Stored data:
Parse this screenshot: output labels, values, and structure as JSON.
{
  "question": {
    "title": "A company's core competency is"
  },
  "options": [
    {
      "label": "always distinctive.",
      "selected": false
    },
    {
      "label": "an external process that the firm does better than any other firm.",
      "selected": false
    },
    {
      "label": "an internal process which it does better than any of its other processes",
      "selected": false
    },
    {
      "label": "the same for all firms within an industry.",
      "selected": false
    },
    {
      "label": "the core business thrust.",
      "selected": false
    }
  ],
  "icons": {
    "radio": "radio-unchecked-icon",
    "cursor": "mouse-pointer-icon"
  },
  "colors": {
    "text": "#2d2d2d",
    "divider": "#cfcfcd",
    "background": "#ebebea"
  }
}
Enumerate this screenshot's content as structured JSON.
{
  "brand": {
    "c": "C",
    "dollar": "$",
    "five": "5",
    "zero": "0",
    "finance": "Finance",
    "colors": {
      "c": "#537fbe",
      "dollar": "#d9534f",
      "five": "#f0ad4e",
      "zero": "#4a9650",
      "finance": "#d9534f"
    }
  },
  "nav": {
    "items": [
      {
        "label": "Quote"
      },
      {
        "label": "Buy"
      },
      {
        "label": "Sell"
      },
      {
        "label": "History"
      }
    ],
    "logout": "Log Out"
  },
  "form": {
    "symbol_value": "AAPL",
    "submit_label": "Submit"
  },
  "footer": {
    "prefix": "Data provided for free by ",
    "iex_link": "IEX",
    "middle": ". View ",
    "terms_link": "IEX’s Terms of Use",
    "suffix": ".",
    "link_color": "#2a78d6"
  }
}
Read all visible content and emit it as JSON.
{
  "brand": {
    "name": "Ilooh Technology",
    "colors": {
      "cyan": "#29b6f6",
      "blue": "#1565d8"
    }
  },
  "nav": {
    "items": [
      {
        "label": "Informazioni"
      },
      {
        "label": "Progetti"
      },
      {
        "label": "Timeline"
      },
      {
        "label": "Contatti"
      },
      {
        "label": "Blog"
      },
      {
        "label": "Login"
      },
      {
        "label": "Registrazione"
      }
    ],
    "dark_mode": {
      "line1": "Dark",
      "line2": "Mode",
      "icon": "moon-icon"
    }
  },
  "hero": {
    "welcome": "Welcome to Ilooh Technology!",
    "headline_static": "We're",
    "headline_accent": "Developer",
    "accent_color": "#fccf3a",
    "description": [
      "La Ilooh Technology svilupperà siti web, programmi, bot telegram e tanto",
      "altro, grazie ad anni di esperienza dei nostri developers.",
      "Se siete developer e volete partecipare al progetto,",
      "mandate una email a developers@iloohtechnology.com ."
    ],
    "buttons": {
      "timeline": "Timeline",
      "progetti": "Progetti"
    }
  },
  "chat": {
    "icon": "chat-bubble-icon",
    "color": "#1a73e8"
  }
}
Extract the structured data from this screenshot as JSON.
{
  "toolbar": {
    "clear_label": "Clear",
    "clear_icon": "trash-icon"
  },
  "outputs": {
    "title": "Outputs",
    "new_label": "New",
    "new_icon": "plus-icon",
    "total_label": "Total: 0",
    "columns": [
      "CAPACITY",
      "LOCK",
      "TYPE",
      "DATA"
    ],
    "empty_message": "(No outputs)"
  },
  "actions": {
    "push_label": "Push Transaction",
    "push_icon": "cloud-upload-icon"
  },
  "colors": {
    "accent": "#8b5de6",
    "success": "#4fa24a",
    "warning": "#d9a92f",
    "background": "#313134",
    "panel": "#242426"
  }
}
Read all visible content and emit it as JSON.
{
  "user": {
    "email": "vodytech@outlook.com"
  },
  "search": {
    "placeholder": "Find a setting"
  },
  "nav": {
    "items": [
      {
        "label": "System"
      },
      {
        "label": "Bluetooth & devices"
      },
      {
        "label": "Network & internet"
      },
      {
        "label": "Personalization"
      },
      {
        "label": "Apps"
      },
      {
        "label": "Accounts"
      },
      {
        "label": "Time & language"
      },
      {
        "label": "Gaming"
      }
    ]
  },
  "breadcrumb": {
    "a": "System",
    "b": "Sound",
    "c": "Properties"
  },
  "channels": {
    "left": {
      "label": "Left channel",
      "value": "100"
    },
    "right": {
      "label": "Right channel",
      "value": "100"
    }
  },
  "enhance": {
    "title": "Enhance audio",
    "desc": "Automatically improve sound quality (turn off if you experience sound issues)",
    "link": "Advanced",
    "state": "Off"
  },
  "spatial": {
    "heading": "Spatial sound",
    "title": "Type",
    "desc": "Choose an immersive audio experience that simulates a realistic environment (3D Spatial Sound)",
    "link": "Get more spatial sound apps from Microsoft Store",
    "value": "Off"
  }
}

Work to do:
Take every line above carrying "that" and return it.

Expected answer:
      "label": "an external process that the firm does better than any other firm.",
    "desc": "Choose an immersive audio experience that simulates a realistic environment (3D Spatial Sound)",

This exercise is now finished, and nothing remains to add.